Brief
Every record should be repeated exactly, except that pictures are left out.

[Rows from a dataset]
** Start **
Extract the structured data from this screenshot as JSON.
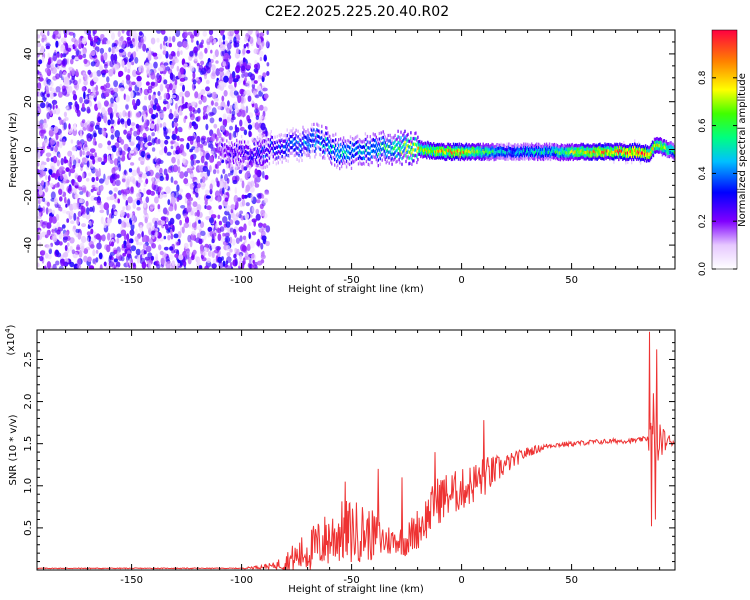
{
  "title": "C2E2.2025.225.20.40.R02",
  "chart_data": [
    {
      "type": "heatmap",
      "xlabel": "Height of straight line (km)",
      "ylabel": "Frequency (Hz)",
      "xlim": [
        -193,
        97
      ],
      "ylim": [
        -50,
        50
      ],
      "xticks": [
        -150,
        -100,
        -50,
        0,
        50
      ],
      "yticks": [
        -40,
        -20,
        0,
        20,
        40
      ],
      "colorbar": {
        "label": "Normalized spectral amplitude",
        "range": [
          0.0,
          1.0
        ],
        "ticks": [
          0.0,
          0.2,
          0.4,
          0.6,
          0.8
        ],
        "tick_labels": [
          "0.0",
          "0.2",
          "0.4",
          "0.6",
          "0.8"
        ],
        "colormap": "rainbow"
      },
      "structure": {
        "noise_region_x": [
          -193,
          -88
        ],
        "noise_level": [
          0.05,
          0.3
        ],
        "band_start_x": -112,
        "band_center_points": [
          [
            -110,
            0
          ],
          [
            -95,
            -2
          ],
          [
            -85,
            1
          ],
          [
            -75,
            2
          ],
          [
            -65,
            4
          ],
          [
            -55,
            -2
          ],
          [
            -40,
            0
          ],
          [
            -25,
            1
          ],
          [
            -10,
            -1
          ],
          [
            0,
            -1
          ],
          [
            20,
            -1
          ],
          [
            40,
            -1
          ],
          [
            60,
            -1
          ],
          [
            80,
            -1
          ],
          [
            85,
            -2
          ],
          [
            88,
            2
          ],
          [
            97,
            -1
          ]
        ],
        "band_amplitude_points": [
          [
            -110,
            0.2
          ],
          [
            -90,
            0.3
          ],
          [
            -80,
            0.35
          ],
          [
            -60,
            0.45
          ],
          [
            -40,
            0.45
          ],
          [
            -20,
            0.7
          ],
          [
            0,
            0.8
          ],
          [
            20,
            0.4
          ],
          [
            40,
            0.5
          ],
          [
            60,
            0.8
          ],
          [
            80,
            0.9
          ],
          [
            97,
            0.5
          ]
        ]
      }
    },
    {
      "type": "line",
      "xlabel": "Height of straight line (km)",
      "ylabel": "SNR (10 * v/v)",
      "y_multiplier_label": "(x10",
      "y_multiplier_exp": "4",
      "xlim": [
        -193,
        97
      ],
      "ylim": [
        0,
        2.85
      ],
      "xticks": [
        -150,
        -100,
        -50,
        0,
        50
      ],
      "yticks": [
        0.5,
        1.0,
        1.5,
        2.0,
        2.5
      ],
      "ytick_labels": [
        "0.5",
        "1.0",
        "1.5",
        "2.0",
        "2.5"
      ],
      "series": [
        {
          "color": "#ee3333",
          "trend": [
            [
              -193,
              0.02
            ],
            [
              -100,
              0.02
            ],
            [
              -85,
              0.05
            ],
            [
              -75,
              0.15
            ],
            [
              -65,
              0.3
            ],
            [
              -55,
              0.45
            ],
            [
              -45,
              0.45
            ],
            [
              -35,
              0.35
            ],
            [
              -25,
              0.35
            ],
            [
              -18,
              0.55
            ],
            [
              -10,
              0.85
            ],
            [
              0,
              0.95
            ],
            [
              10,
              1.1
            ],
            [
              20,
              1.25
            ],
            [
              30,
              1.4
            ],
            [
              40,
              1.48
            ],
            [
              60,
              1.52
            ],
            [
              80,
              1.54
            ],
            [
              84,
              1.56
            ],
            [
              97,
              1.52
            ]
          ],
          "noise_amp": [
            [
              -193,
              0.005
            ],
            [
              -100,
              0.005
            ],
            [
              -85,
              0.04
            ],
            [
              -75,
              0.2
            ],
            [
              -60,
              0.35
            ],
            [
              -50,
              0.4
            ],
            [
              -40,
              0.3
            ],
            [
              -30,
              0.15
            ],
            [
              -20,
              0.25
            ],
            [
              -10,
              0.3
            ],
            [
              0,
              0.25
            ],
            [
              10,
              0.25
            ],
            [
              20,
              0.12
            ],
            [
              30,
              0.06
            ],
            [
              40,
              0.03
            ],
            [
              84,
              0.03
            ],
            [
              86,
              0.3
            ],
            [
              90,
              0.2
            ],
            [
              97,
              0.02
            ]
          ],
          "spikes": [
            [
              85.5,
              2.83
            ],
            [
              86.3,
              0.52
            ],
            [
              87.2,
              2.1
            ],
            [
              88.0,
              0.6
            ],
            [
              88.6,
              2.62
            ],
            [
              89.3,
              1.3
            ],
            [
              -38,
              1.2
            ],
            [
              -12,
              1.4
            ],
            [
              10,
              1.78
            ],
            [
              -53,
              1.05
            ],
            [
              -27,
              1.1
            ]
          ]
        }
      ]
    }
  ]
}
** End **
The answer
Extract the structured data from this screenshot as JSON.
{
  "title": "C2E2.2025.225.20.40.R02",
  "chart_data": [
    {
      "type": "heatmap",
      "xlabel": "Height of straight line (km)",
      "ylabel": "Frequency (Hz)",
      "xlim": [
        -193,
        97
      ],
      "ylim": [
        -50,
        50
      ],
      "xticks": [
        -150,
        -100,
        -50,
        0,
        50
      ],
      "yticks": [
        -40,
        -20,
        0,
        20,
        40
      ],
      "colorbar": {
        "label": "Normalized spectral amplitude",
        "range": [
          0.0,
          1.0
        ],
        "ticks": [
          0.0,
          0.2,
          0.4,
          0.6,
          0.8
        ],
        "tick_labels": [
          "0.0",
          "0.2",
          "0.4",
          "0.6",
          "0.8"
        ],
        "colormap": "rainbow"
      },
      "structure": {
        "noise_region_x": [
          -193,
          -88
        ],
        "noise_level": [
          0.05,
          0.3
        ],
        "band_start_x": -112,
        "band_center_points": [
          [
            -110,
            0
          ],
          [
            -95,
            -2
          ],
          [
            -85,
            1
          ],
          [
            -75,
            2
          ],
          [
            -65,
            4
          ],
          [
            -55,
            -2
          ],
          [
            -40,
            0
          ],
          [
            -25,
            1
          ],
          [
            -10,
            -1
          ],
          [
            0,
            -1
          ],
          [
            20,
            -1
          ],
          [
            40,
            -1
          ],
          [
            60,
            -1
          ],
          [
            80,
            -1
          ],
          [
            85,
            -2
          ],
          [
            88,
            2
          ],
          [
            97,
            -1
          ]
        ],
        "band_amplitude_points": [
          [
            -110,
            0.2
          ],
          [
            -90,
            0.3
          ],
          [
            -80,
            0.35
          ],
          [
            -60,
            0.45
          ],
          [
            -40,
            0.45
          ],
          [
            -20,
            0.7
          ],
          [
            0,
            0.8
          ],
          [
            20,
            0.4
          ],
          [
            40,
            0.5
          ],
          [
            60,
            0.8
          ],
          [
            80,
            0.9
          ],
          [
            97,
            0.5
          ]
        ]
      }
    },
    {
      "type": "line",
      "xlabel": "Height of straight line (km)",
      "ylabel": "SNR (10 * v/v)",
      "y_multiplier_label": "(x10",
      "y_multiplier_exp": "4",
      "xlim": [
        -193,
        97
      ],
      "ylim": [
        0,
        2.85
      ],
      "xticks": [
        -150,
        -100,
        -50,
        0,
        50
      ],
      "yticks": [
        0.5,
        1.0,
        1.5,
        2.0,
        2.5
      ],
      "ytick_labels": [
        "0.5",
        "1.0",
        "1.5",
        "2.0",
        "2.5"
      ],
      "series": [
        {
          "color": "#ee3333",
          "trend": [
            [
              -193,
              0.02
            ],
            [
              -100,
              0.02
            ],
            [
              -85,
              0.05
            ],
            [
              -75,
              0.15
            ],
            [
              -65,
              0.3
            ],
            [
              -55,
              0.45
            ],
            [
              -45,
              0.45
            ],
            [
              -35,
              0.35
            ],
            [
              -25,
              0.35
            ],
            [
              -18,
              0.55
            ],
            [
              -10,
              0.85
            ],
            [
              0,
              0.95
            ],
            [
              10,
              1.1
            ],
            [
              20,
              1.25
            ],
            [
              30,
              1.4
            ],
            [
              40,
              1.48
            ],
            [
              60,
              1.52
            ],
            [
              80,
              1.54
            ],
            [
              84,
              1.56
            ],
            [
              97,
              1.52
            ]
          ],
          "noise_amp": [
            [
              -193,
              0.005
            ],
            [
              -100,
              0.005
            ],
            [
              -85,
              0.04
            ],
            [
              -75,
              0.2
            ],
            [
              -60,
              0.35
            ],
            [
              -50,
              0.4
            ],
            [
              -40,
              0.3
            ],
            [
              -30,
              0.15
            ],
            [
              -20,
              0.25
            ],
            [
              -10,
              0.3
            ],
            [
              0,
              0.25
            ],
            [
              10,
              0.25
            ],
            [
              20,
              0.12
            ],
            [
              30,
              0.06
            ],
            [
              40,
              0.03
            ],
            [
              84,
              0.03
            ],
            [
              86,
              0.3
            ],
            [
              90,
              0.2
            ],
            [
              97,
              0.02
            ]
          ],
          "spikes": [
            [
              85.5,
              2.83
            ],
            [
              86.3,
              0.52
            ],
            [
              87.2,
              2.1
            ],
            [
              88.0,
              0.6
            ],
            [
              88.6,
              2.62
            ],
            [
              89.3,
              1.3
            ],
            [
              -38,
              1.2
            ],
            [
              -12,
              1.4
            ],
            [
              10,
              1.78
            ],
            [
              -53,
              1.05
            ],
            [
              -27,
              1.1
            ]
          ]
        }
      ]
    }
  ]
}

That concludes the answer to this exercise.